(Data records)
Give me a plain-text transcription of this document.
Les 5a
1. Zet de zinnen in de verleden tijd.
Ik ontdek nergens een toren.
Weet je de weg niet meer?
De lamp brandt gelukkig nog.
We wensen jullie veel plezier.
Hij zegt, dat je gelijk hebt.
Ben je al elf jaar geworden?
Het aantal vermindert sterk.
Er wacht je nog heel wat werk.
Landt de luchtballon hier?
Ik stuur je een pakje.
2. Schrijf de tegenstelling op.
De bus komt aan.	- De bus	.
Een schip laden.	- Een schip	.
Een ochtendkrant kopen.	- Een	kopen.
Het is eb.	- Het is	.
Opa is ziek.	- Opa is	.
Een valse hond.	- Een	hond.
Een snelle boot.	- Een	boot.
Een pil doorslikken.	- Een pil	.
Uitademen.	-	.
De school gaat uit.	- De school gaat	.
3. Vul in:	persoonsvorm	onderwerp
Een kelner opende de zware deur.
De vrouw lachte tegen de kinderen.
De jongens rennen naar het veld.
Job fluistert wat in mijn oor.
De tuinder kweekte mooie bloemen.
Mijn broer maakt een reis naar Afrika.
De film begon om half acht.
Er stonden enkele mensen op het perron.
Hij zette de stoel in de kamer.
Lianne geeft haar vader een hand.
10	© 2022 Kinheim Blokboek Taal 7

EXERCISE:
All lines of the data above that include the word "naar" must be shown.

SOLUTION:
De jongens rennen naar het veld.
Mijn broer maakt een reis naar Afrika.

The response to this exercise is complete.